(Exercise requirements) Every line that contains the word "component" should be copied out.

[Data listing]
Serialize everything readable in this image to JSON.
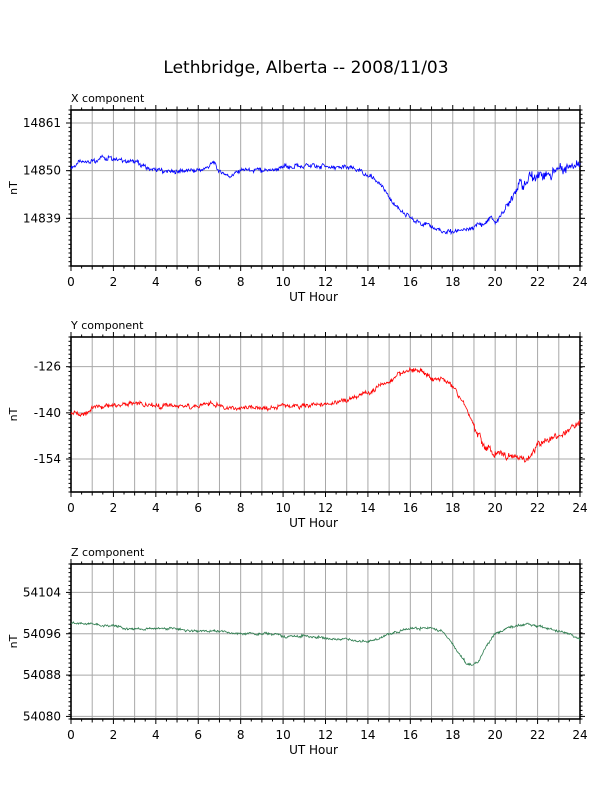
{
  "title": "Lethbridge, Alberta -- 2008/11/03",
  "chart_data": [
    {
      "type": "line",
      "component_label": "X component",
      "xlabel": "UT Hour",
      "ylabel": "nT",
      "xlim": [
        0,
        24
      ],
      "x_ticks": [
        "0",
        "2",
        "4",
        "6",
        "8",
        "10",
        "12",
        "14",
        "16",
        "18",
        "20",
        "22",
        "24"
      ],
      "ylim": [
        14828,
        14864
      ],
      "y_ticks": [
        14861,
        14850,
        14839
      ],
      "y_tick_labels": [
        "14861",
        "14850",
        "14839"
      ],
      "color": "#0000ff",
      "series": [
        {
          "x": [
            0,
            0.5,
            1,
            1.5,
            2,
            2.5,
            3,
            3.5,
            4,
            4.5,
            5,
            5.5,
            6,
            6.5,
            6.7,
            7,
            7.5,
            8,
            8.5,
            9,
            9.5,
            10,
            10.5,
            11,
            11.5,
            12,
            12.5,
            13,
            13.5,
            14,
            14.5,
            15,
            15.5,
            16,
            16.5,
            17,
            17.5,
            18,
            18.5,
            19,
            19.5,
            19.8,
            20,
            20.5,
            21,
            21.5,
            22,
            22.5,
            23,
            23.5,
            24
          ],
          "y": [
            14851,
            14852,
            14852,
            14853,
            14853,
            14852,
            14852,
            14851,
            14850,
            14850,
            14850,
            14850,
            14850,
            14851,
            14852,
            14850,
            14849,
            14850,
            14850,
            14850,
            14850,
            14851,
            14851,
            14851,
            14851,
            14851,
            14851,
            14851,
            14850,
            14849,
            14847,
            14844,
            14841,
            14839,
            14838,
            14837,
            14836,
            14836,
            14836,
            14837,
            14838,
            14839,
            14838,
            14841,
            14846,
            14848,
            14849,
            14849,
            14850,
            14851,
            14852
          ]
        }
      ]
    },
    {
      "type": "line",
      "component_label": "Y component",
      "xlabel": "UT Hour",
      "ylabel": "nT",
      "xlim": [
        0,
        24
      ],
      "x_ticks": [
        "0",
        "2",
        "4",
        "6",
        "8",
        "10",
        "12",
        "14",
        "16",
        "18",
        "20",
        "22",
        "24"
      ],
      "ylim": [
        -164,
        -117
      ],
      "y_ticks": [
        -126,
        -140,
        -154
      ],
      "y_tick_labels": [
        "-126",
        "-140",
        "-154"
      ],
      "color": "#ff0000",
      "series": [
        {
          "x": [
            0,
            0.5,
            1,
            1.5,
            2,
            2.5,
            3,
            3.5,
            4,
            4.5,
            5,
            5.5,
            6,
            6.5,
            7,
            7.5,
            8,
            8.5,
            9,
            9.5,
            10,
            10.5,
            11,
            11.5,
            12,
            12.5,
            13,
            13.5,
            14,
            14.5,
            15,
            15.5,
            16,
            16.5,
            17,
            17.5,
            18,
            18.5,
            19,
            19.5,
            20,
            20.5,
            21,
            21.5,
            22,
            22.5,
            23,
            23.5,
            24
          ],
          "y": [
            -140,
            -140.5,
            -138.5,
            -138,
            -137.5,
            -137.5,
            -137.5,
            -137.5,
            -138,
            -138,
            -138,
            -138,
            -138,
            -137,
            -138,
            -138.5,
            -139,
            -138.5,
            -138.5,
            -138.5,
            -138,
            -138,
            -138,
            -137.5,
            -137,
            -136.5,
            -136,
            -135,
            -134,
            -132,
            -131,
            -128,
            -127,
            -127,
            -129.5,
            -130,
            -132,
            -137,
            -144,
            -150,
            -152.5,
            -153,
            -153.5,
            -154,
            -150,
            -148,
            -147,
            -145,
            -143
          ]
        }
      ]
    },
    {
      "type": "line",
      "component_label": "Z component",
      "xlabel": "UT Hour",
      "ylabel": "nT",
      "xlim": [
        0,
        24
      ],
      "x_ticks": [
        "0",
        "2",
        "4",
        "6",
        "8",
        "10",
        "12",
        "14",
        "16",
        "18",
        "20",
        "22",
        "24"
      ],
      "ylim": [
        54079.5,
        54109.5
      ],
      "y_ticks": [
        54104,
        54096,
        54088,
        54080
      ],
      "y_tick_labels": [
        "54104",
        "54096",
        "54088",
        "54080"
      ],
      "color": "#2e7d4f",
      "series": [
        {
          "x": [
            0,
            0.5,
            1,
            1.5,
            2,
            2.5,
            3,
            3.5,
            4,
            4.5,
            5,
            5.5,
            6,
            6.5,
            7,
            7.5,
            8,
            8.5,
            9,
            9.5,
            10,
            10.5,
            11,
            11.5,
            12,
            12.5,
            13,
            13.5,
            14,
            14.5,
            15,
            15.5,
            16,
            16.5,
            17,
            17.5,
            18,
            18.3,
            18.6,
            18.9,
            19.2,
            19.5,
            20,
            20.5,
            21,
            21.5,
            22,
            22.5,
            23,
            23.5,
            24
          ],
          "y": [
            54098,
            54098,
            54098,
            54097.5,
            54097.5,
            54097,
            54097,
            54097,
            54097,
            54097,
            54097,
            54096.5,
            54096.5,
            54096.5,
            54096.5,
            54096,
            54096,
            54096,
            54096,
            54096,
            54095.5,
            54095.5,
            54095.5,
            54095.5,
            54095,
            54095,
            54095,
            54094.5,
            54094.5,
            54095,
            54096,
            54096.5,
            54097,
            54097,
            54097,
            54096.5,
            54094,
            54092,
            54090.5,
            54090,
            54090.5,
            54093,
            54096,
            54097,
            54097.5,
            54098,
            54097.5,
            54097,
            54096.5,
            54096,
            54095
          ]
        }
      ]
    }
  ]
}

(Exercise response)
      "component_label": "X component",
      "component_label": "Y component",
      "component_label": "Z component",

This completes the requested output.